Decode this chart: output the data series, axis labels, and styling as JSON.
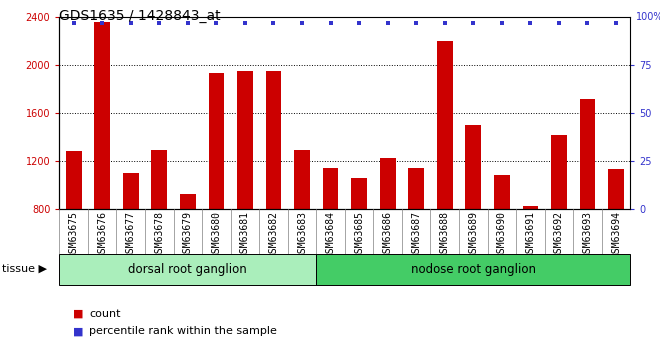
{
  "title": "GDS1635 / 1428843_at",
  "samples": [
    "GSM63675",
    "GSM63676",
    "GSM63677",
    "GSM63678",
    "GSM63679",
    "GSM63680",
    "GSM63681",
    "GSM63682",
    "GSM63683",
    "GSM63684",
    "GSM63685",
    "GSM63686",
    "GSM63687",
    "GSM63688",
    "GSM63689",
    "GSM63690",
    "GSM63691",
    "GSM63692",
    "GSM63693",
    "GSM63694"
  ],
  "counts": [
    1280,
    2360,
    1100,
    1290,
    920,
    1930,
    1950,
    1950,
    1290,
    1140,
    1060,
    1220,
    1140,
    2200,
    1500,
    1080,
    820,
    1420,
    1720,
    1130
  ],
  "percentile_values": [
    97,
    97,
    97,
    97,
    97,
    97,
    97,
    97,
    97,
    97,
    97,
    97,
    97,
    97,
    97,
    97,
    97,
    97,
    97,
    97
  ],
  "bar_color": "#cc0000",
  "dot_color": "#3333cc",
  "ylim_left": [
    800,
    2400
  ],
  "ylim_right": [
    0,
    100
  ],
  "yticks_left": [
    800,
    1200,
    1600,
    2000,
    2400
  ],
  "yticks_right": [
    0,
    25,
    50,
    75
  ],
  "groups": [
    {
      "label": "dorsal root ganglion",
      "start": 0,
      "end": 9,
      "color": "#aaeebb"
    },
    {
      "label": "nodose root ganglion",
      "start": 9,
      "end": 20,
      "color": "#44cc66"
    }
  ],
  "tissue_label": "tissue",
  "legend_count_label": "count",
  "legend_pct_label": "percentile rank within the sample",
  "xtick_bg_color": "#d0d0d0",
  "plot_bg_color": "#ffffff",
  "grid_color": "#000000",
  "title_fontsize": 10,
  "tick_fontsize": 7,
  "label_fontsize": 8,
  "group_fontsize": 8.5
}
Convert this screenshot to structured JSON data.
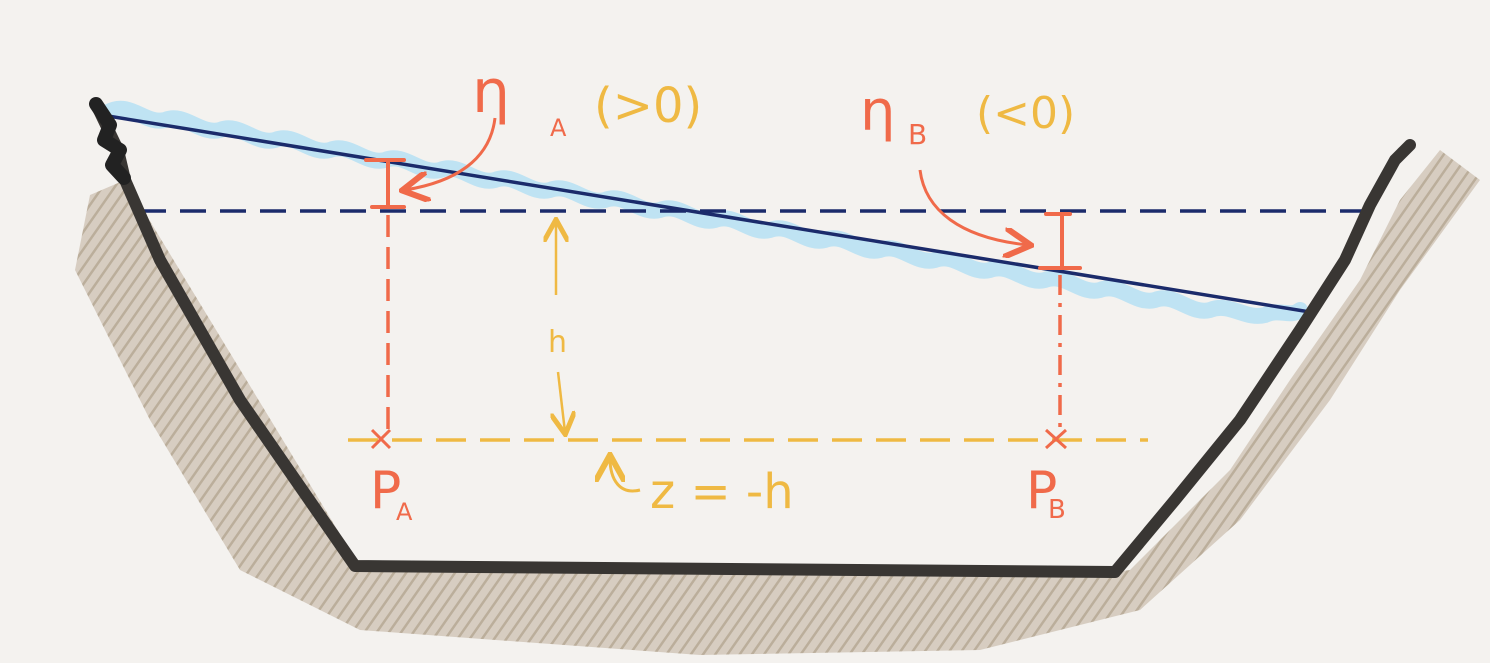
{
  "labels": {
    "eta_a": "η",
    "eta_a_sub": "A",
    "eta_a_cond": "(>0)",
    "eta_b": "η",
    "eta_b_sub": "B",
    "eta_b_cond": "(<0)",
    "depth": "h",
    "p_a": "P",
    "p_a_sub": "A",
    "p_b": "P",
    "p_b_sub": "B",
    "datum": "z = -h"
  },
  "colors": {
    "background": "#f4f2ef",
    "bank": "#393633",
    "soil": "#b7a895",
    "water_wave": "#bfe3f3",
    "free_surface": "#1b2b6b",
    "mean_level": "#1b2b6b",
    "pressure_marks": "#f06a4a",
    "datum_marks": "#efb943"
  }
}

====================

▶ [TASK TO COMPLETE]:
Search the entries for the word "ganglion" and gather every line where it appears.

▶ [EXERCISE RESPONSE]:
      "label": "dorsal root ganglion",
      "label": "nodose root ganglion",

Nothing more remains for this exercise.